(TASK PROMPT):
In the listing that follows, count every line with the word "FESTIVAL" in it and write only the total.

[Start TASK DATA]

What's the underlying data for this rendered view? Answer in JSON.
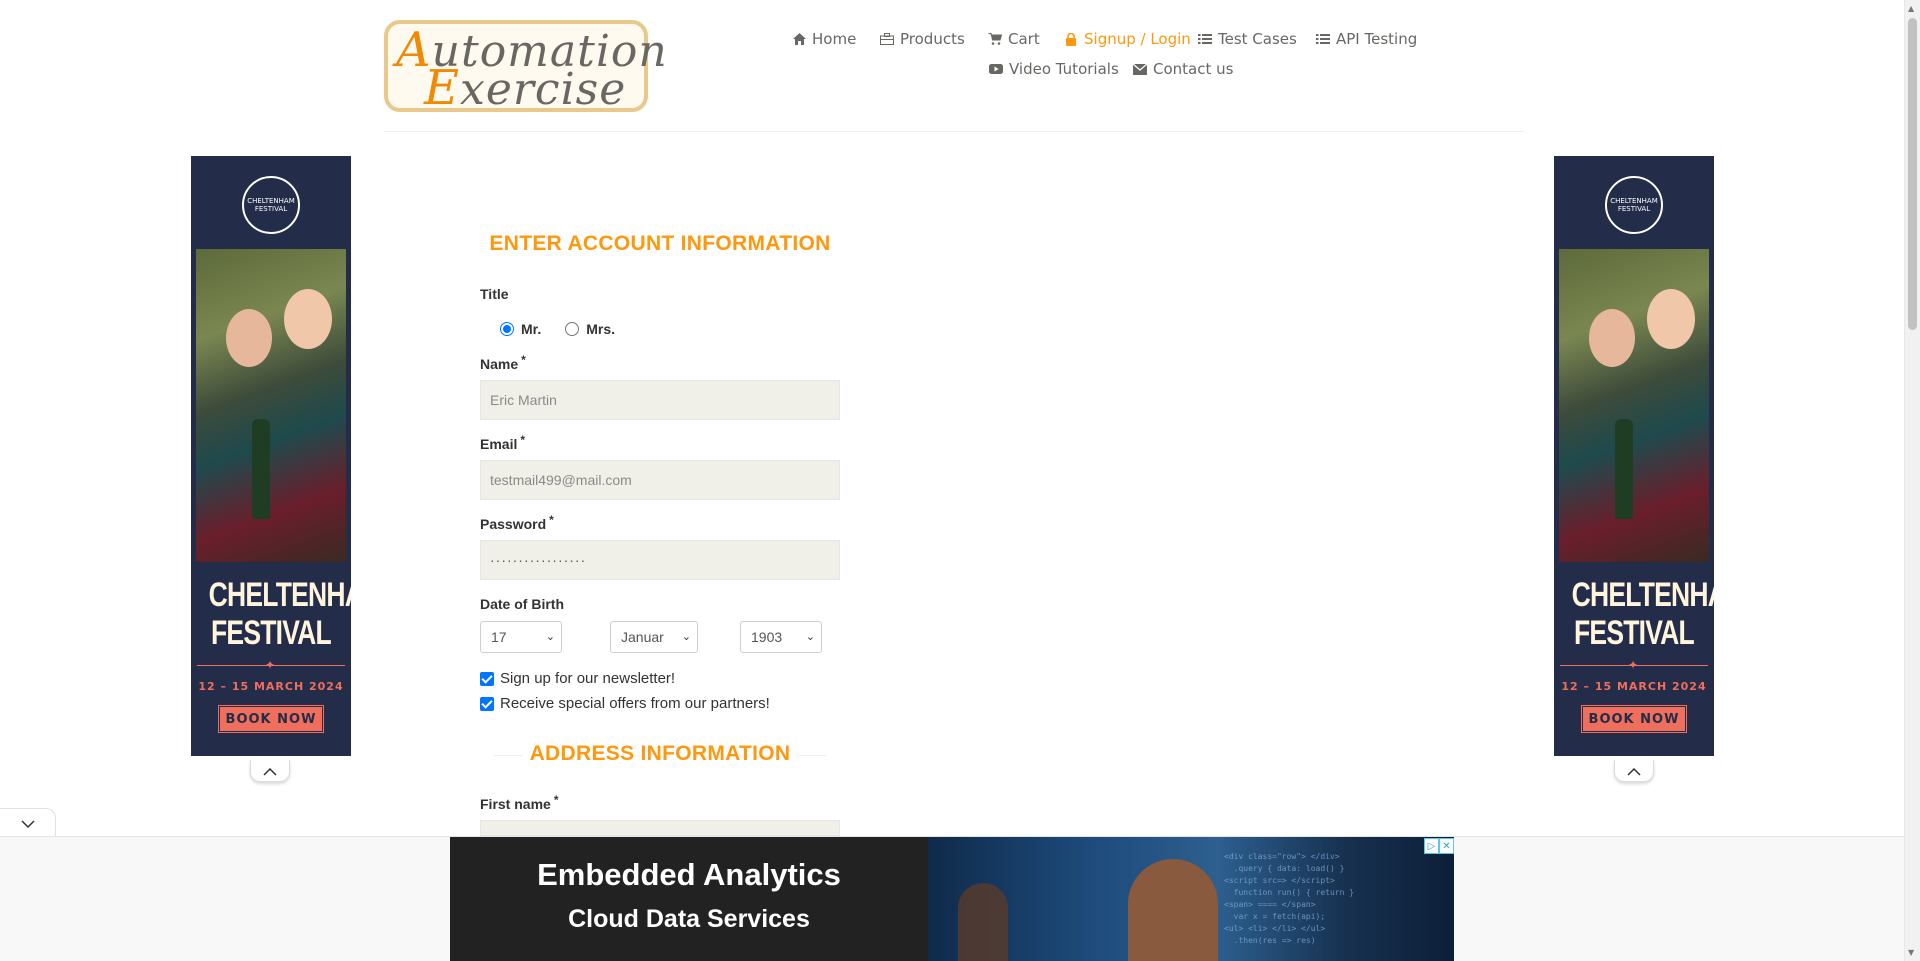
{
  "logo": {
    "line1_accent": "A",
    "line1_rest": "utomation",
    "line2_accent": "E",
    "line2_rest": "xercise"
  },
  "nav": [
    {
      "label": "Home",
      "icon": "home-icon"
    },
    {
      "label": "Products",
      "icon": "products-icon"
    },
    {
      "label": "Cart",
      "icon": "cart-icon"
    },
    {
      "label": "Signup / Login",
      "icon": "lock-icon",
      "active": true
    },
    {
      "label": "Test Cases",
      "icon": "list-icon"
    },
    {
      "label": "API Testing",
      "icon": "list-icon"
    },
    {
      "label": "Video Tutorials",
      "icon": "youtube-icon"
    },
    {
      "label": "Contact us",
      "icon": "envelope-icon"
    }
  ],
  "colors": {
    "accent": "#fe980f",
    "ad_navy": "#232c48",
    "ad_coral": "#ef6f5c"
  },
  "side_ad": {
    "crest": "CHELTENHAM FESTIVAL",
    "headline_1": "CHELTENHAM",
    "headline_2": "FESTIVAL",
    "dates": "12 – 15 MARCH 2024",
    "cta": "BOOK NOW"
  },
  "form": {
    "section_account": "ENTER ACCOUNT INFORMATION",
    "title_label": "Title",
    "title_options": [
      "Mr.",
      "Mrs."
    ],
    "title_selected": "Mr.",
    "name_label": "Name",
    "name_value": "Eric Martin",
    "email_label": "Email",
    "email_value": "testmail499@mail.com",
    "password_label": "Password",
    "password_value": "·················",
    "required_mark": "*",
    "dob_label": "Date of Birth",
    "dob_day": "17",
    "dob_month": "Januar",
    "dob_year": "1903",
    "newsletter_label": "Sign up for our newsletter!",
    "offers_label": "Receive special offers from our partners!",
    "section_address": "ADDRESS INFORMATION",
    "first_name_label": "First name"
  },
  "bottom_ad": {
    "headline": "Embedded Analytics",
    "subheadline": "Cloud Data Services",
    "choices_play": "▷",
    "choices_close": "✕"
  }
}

[End TASK DATA]
[Start TASK DATA]

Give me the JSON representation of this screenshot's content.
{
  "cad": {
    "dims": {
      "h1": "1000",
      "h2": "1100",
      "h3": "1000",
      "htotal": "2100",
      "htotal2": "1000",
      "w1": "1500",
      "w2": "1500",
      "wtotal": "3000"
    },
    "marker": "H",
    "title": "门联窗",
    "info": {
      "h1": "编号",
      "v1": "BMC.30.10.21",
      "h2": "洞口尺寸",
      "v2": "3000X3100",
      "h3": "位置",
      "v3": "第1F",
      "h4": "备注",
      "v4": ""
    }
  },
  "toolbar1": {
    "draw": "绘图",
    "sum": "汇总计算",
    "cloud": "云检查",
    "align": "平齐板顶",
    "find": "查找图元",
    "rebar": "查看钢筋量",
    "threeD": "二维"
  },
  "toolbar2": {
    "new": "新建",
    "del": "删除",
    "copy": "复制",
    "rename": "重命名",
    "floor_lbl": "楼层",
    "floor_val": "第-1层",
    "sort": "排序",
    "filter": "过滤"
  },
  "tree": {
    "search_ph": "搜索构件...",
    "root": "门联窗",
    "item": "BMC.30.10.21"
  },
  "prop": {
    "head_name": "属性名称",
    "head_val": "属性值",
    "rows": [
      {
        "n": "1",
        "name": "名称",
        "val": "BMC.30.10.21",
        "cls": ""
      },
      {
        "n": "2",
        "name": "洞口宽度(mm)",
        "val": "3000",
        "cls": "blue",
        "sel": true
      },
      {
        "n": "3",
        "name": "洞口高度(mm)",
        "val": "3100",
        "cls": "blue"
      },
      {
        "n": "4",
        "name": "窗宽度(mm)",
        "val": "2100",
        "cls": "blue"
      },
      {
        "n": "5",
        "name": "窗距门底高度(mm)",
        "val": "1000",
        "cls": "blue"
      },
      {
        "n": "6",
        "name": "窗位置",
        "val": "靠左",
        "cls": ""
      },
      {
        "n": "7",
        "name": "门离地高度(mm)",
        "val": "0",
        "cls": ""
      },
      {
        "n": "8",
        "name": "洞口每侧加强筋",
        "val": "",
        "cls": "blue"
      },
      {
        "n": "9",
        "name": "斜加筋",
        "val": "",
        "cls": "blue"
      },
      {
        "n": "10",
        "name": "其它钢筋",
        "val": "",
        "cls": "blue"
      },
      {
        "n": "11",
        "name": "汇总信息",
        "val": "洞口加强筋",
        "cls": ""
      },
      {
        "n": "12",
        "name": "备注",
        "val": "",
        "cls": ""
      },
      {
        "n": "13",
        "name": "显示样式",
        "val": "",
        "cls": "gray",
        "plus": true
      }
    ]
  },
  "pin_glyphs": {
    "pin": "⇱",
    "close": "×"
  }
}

[End TASK DATA]
[Start TASK DATA]

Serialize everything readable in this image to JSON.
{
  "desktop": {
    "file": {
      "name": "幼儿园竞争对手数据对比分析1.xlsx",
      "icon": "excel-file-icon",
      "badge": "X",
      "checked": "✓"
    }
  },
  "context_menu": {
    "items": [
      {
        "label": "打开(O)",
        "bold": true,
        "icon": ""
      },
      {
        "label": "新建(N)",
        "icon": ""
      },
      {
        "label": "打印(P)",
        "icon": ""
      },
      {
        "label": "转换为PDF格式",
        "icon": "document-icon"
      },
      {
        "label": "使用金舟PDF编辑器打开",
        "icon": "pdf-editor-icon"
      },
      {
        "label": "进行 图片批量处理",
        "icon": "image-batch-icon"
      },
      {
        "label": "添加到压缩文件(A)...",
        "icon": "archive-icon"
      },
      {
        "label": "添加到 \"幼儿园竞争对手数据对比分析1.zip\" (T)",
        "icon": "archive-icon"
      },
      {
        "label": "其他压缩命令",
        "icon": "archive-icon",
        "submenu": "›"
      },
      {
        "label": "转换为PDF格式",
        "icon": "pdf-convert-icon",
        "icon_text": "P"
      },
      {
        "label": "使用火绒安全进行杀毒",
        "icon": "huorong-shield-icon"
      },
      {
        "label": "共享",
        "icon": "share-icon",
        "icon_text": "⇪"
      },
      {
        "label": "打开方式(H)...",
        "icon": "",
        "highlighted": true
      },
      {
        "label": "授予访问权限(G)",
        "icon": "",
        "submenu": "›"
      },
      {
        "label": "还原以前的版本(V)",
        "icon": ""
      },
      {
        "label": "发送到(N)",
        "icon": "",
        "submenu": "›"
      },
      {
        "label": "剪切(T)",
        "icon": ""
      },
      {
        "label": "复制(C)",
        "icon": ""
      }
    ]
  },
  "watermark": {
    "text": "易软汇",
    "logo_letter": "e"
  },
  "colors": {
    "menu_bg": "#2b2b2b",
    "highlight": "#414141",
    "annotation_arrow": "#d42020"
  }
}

[End TASK DATA]

(OUTPUT OF THE EXERCISE):
2